## GOAL
Reproduce without any changes the stretch of the material that opens with the line containing "Text: 64306H*R: 64306H*R [174,173,214,182]" and closes with the line containing "Text: 64380: 64380 [291,273,316,282]", with both of those lines included.

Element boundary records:
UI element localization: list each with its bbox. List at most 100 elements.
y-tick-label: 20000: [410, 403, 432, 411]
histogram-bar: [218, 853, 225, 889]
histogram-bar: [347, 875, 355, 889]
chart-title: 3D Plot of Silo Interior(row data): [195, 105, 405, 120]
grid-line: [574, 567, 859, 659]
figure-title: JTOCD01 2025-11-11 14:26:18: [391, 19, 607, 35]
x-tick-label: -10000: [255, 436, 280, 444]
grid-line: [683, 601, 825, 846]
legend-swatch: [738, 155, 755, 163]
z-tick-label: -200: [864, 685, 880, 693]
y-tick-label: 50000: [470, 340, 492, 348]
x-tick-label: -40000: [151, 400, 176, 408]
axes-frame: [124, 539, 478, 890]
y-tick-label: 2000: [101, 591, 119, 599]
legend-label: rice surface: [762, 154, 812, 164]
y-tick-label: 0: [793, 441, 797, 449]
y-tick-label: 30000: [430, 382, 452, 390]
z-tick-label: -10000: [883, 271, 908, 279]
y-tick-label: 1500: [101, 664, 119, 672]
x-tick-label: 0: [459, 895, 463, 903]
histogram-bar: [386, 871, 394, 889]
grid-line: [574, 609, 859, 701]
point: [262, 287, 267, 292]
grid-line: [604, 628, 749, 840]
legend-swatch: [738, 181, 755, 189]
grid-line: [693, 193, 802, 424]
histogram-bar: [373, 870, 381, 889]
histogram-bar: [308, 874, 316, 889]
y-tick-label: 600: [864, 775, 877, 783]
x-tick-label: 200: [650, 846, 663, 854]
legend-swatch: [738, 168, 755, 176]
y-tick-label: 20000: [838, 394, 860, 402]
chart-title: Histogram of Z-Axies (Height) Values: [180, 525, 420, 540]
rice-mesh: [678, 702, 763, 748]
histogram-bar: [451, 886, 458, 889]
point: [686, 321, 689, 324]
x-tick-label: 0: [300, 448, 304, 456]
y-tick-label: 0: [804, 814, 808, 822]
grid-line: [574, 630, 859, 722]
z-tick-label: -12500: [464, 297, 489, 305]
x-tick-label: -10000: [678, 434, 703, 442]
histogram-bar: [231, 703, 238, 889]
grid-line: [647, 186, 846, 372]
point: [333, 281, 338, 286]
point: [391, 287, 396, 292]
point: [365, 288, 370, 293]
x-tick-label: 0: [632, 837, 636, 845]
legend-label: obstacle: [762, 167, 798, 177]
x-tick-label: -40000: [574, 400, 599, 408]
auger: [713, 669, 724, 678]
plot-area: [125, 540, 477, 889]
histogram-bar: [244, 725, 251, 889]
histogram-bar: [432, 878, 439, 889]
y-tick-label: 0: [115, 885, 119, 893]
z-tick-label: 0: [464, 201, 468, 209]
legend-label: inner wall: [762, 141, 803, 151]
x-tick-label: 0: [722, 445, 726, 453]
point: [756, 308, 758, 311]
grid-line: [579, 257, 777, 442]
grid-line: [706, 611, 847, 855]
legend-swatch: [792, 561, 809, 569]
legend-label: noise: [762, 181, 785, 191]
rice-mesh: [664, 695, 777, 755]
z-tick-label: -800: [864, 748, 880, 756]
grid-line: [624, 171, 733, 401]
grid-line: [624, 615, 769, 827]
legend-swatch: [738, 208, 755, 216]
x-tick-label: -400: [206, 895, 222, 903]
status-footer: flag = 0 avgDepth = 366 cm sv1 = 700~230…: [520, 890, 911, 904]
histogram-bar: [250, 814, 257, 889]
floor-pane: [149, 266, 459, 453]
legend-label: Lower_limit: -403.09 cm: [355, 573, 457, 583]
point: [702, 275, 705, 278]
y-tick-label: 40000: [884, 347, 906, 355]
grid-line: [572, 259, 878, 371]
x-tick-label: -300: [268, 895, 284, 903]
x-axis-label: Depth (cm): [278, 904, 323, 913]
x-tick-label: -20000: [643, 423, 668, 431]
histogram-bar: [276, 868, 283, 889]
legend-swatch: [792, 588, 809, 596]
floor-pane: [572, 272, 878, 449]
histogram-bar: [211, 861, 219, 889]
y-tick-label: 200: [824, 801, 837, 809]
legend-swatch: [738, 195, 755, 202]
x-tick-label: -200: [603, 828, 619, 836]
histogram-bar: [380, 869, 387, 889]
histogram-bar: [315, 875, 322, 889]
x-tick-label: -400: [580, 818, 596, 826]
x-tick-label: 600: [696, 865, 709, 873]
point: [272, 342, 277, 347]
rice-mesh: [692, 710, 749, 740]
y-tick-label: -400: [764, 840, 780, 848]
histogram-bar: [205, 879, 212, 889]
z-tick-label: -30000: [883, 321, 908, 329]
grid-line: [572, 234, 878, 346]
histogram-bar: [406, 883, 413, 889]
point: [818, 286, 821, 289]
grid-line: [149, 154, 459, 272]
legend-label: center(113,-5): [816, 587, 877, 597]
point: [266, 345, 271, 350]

...

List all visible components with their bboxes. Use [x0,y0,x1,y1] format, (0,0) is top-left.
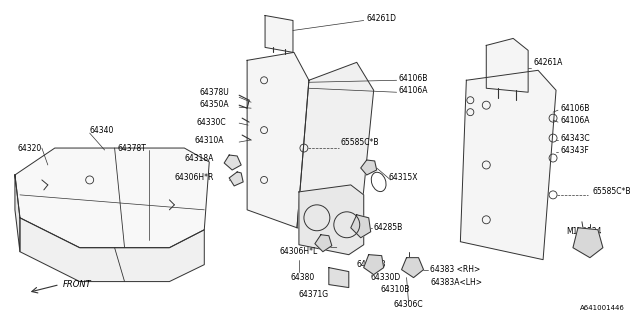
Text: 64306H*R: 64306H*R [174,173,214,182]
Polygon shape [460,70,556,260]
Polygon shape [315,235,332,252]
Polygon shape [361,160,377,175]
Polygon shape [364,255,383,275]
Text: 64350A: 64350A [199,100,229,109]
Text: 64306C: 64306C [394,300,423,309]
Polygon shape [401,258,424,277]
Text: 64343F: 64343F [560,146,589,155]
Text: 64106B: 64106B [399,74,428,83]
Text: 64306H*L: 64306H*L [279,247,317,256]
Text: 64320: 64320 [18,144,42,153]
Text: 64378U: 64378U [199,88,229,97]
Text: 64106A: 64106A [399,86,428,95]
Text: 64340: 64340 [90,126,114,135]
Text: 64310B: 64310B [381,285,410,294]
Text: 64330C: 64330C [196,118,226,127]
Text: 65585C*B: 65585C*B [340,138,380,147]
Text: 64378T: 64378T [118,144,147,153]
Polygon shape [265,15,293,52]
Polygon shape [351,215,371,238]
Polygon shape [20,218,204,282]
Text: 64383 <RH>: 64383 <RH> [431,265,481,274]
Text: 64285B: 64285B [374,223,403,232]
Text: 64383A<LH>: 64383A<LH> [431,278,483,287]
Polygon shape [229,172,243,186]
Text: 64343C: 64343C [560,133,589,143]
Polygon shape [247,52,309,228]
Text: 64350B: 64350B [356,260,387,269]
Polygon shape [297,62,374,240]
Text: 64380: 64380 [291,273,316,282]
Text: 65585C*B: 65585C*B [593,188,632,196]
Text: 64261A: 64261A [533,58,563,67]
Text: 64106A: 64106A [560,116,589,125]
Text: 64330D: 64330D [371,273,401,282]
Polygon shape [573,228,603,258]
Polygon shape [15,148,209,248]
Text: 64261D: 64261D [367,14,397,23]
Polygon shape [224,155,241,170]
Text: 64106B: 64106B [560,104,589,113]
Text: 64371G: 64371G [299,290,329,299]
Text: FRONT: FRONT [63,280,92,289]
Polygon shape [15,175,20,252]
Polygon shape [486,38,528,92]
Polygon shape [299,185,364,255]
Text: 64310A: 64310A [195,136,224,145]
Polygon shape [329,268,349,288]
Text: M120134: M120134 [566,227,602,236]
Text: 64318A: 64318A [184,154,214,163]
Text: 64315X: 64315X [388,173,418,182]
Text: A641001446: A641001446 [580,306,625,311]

## RESPONSE FOR THIS EXERCISE
Text: 64306H*R: 64306H*R [174,173,214,182]
Polygon shape [460,70,556,260]
Polygon shape [315,235,332,252]
Polygon shape [361,160,377,175]
Polygon shape [364,255,383,275]
Text: 64350A: 64350A [199,100,229,109]
Text: 64306C: 64306C [394,300,423,309]
Polygon shape [401,258,424,277]
Text: 64343F: 64343F [560,146,589,155]
Text: 64106B: 64106B [399,74,428,83]
Text: 64306H*L: 64306H*L [279,247,317,256]
Text: 64320: 64320 [18,144,42,153]
Text: 64378U: 64378U [199,88,229,97]
Text: 64106A: 64106A [399,86,428,95]
Text: 64340: 64340 [90,126,114,135]
Text: 64310B: 64310B [381,285,410,294]
Text: 64330C: 64330C [196,118,226,127]
Text: 65585C*B: 65585C*B [340,138,380,147]
Text: 64378T: 64378T [118,144,147,153]
Polygon shape [265,15,293,52]
Polygon shape [351,215,371,238]
Polygon shape [20,218,204,282]
Text: 64383 <RH>: 64383 <RH> [431,265,481,274]
Text: 64285B: 64285B [374,223,403,232]
Text: 64383A<LH>: 64383A<LH> [431,278,483,287]
Polygon shape [229,172,243,186]
Text: 64343C: 64343C [560,133,589,143]
Polygon shape [247,52,309,228]
Text: 64350B: 64350B [356,260,387,269]
Polygon shape [297,62,374,240]
Text: 64380: 64380 [291,273,316,282]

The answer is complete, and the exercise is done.